start Records to process

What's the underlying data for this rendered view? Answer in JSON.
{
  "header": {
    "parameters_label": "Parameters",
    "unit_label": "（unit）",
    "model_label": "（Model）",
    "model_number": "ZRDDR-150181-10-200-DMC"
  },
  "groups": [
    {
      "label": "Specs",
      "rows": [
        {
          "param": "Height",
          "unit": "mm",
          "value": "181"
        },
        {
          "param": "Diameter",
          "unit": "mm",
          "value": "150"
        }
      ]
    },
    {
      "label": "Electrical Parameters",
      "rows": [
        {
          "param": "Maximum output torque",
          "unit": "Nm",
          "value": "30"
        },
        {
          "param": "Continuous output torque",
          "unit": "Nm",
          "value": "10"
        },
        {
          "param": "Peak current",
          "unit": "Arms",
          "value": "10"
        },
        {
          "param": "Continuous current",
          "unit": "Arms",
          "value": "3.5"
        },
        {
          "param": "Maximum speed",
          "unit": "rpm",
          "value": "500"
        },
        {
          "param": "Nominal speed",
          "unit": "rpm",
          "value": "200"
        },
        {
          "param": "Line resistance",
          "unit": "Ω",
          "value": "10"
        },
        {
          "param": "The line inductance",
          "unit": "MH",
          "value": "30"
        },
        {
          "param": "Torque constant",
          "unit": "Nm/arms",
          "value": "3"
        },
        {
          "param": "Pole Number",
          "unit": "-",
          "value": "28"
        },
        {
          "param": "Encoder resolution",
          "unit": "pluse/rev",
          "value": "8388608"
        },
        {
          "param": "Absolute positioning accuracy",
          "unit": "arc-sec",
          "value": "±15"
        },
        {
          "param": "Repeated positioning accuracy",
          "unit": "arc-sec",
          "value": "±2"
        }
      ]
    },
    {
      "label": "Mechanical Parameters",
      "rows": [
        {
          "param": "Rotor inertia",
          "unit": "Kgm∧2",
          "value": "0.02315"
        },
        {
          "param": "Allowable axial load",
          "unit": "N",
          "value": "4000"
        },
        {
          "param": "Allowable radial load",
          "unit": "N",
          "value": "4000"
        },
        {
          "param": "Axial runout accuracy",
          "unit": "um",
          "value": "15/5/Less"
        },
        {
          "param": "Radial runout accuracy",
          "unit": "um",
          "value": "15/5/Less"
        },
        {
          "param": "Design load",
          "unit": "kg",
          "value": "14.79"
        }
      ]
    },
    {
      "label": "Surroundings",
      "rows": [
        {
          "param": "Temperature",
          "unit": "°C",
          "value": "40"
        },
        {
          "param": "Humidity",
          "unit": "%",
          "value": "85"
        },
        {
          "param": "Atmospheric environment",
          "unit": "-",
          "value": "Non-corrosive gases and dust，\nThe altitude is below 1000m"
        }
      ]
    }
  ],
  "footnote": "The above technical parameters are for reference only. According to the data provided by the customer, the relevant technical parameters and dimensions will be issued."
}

end Records to process
start Records to process

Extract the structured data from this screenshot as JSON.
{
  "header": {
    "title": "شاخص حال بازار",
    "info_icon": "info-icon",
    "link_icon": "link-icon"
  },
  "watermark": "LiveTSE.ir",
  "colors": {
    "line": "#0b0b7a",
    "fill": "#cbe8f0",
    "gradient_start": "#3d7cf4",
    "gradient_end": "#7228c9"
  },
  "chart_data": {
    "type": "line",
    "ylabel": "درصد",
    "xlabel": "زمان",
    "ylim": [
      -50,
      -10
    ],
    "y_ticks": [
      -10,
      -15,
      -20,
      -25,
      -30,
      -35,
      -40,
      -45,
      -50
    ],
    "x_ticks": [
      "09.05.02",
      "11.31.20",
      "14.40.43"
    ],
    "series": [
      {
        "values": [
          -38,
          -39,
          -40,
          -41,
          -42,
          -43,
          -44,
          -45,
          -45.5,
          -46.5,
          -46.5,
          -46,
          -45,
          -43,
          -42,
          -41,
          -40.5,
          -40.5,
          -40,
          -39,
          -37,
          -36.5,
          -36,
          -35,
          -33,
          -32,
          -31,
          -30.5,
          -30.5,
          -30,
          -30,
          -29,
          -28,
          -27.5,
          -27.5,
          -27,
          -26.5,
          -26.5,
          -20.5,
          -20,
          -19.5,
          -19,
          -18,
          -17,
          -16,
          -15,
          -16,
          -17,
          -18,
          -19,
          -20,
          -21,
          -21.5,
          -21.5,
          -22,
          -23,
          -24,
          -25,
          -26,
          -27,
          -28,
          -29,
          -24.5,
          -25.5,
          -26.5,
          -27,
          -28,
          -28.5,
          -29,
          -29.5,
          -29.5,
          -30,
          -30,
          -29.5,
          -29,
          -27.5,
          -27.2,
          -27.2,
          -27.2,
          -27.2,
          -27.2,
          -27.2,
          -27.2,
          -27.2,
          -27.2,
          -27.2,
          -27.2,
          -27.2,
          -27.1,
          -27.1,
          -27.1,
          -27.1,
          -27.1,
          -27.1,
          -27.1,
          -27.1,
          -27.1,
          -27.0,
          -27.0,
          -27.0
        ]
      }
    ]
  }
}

end Records to process

Your task ->
Copy all lines from the data that hold the word "JSON".

Final answer ->
What's the underlying data for this rendered view? Answer in JSON.
Extract the structured data from this screenshot as JSON.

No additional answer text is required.